To be done:
Using the entries that follow, collect the lines where the word "ylabel" appears.

Records to use:

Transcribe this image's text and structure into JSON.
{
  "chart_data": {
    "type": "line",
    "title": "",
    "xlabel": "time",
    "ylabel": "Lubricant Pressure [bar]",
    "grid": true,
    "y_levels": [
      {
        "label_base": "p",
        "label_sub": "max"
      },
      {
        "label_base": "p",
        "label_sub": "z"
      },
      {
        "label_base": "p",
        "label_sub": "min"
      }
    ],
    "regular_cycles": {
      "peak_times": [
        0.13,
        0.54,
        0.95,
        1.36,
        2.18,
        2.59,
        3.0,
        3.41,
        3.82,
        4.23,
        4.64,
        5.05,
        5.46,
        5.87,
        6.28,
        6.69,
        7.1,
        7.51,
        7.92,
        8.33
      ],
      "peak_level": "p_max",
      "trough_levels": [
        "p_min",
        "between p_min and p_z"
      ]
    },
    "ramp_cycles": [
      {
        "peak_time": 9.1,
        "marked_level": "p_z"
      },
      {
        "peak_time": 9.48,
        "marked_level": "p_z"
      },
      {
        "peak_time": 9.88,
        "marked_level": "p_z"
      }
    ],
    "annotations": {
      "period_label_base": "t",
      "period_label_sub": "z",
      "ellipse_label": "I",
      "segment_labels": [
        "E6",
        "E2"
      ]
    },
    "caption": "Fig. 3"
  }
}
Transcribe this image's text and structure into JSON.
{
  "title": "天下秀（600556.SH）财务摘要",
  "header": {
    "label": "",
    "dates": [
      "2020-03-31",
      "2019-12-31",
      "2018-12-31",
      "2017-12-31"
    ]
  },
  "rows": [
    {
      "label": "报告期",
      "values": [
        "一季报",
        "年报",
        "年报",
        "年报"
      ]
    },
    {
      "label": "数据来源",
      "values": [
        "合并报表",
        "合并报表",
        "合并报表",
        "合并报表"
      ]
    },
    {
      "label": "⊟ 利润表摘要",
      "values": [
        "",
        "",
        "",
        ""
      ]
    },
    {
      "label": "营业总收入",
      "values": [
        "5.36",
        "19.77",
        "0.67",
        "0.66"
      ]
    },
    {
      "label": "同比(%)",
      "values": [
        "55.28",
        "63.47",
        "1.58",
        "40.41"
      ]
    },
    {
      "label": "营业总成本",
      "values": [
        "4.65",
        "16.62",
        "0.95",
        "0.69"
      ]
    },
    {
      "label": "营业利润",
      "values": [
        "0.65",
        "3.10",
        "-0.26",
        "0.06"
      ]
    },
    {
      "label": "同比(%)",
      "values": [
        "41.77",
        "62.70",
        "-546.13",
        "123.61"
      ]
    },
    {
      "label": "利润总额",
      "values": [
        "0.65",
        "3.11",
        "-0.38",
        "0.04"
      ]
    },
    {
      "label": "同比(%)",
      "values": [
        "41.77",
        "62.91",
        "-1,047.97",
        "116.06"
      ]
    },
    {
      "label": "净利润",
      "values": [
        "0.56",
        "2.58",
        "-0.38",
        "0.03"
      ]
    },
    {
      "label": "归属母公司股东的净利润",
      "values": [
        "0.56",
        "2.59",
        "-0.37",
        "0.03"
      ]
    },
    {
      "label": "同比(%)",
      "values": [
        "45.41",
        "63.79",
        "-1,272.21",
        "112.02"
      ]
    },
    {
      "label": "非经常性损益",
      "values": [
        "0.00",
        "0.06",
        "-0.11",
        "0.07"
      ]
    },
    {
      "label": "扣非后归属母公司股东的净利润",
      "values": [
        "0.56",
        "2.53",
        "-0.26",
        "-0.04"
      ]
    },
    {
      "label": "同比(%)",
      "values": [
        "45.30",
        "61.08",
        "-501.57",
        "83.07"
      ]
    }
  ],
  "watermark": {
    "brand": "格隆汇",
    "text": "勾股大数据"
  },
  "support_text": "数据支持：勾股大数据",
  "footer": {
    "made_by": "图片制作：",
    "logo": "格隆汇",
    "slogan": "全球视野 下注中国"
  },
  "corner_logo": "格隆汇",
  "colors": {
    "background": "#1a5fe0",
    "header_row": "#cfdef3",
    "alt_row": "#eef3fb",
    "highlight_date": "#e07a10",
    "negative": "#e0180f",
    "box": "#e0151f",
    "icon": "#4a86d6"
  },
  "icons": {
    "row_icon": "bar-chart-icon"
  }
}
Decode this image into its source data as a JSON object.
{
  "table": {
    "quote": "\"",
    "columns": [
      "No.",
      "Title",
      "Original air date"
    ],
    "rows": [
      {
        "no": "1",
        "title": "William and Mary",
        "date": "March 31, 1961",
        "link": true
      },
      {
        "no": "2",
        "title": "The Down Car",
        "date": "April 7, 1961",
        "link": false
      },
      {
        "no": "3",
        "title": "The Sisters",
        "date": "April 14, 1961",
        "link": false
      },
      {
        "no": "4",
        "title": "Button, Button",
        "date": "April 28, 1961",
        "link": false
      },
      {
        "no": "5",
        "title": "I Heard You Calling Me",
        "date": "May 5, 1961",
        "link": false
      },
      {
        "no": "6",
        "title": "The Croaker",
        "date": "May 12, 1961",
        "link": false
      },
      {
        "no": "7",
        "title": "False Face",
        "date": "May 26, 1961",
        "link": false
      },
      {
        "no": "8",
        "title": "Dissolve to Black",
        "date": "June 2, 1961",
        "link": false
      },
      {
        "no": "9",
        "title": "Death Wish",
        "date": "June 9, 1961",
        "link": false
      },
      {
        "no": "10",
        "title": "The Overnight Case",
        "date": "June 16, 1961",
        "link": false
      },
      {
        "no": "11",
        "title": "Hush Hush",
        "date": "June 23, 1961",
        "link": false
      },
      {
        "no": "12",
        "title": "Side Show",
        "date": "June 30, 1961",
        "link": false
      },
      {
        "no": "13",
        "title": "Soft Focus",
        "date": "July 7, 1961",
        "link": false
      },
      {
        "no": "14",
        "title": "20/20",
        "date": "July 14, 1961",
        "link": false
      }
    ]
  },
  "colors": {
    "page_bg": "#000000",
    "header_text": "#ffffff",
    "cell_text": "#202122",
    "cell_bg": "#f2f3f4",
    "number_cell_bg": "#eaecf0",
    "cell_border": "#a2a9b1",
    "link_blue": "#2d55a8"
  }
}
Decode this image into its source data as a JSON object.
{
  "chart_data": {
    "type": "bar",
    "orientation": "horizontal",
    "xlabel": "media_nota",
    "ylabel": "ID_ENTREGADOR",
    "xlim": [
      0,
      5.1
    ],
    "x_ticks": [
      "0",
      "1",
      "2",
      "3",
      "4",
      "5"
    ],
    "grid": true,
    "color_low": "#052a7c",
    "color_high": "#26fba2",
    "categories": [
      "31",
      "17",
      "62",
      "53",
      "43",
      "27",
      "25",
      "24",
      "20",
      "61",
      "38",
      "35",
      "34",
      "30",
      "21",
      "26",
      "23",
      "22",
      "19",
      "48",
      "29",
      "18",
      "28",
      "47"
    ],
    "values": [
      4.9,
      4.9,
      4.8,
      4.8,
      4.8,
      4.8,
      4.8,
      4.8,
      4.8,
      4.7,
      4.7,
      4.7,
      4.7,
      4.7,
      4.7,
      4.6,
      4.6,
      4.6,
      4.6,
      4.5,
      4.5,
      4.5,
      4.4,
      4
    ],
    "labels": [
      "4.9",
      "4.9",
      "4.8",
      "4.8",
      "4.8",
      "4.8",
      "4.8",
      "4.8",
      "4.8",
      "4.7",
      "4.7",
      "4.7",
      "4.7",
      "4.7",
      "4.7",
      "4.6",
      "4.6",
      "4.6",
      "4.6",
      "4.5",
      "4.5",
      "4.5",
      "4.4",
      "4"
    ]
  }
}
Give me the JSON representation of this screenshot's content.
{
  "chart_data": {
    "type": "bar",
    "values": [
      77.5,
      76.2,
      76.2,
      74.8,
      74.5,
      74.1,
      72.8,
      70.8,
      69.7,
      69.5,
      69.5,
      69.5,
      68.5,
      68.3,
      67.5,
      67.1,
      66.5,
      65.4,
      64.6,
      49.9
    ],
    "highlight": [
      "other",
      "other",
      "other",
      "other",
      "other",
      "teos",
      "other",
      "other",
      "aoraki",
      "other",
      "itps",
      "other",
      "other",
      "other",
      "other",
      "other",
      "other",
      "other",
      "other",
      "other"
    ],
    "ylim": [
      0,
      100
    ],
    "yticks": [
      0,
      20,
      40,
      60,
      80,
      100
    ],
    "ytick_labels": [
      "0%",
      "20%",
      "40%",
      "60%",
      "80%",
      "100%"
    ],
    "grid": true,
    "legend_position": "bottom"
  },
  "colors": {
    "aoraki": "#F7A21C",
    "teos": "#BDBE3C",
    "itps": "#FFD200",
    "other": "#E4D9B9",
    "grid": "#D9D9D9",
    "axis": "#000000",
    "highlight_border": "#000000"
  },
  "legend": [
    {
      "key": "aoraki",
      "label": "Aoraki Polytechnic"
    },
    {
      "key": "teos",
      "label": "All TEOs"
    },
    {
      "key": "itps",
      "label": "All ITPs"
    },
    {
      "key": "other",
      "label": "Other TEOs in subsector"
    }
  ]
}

The result:
    "ylabel": "Lubricant Pressure [bar]",
    "ylabel": "ID_ENTREGADOR",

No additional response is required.